WORK TO COMPLETE: Transcribe the records below in full; pictures stay out of the copy.

== == ==

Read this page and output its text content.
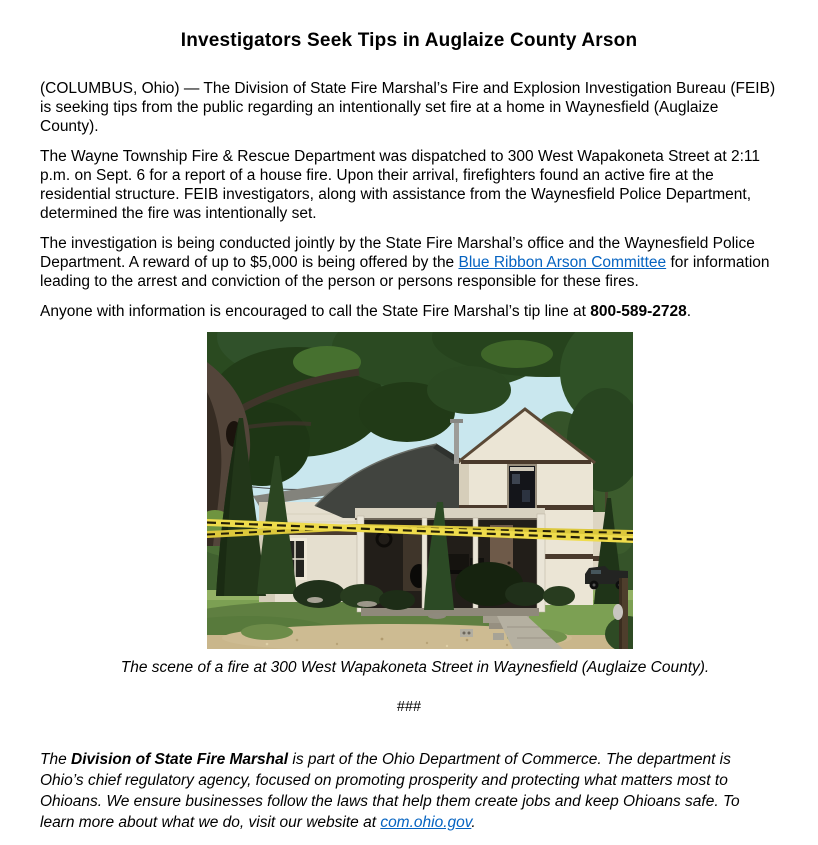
Investigators Seek Tips in Auglaize County Arson

(COLUMBUS, Ohio) — The Division of State Fire Marshal’s Fire and Explosion Investigation Bureau (FEIB) is seeking tips from the public regarding an intentionally set fire at a home in Waynesfield (Auglaize County).

The Wayne Township Fire & Rescue Department was dispatched to 300 West Wapakoneta Street at 2:11 p.m. on Sept. 6 for a report of a house fire. Upon their arrival, firefighters found an active fire at the residential structure. FEIB investigators, along with assistance from the Waynesfield Police Department, determined the fire was intentionally set.

The investigation is being conducted jointly by the State Fire Marshal’s office and the Waynesfield Police Department. A reward of up to $5,000 is being offered by the Blue Ribbon Arson Committee for information leading to the arrest and conviction of the person or persons responsible for these fires.

Anyone with information is encouraged to call the State Fire Marshal’s tip line at 800-589-2728.

The scene of a fire at 300 West Wapakoneta Street in Waynesfield (Auglaize County).
###

The Division of State Fire Marshal is part of the Ohio Department of Commerce. The department is Ohio’s chief regulatory agency, focused on promoting prosperity and protecting what matters most to Ohioans. We ensure businesses follow the laws that help them create jobs and keep Ohioans safe. To learn more about what we do, visit our website at com.ohio.gov.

== == ==

WRITTEN RESPONSE:
Read this page and output its text content.
Investigators Seek Tips in Auglaize County Arson

(COLUMBUS, Ohio) — The Division of State Fire Marshal’s Fire and Explosion Investigation Bureau (FEIB) is seeking tips from the public regarding an intentionally set fire at a home in Waynesfield (Auglaize County).

The Wayne Township Fire & Rescue Department was dispatched to 300 West Wapakoneta Street at 2:11 p.m. on Sept. 6 for a report of a house fire. Upon their arrival, firefighters found an active fire at the residential structure. FEIB investigators, along with assistance from the Waynesfield Police Department, determined the fire was intentionally set.

The investigation is being conducted jointly by the State Fire Marshal’s office and the Waynesfield Police Department. A reward of up to $5,000 is being offered by the Blue Ribbon Arson Committee for information leading to the arrest and conviction of the person or persons responsible for these fires.

Anyone with information is encouraged to call the State Fire Marshal’s tip line at 800-589-2728.

The scene of a fire at 300 West Wapakoneta Street in Waynesfield (Auglaize County).
###

The Division of State Fire Marshal is part of the Ohio Department of Commerce. The department is Ohio’s chief regulatory agency, focused on promoting prosperity and protecting what matters most to Ohioans. We ensure businesses follow the laws that help them create jobs and keep Ohioans safe. To learn more about what we do, visit our website at com.ohio.gov.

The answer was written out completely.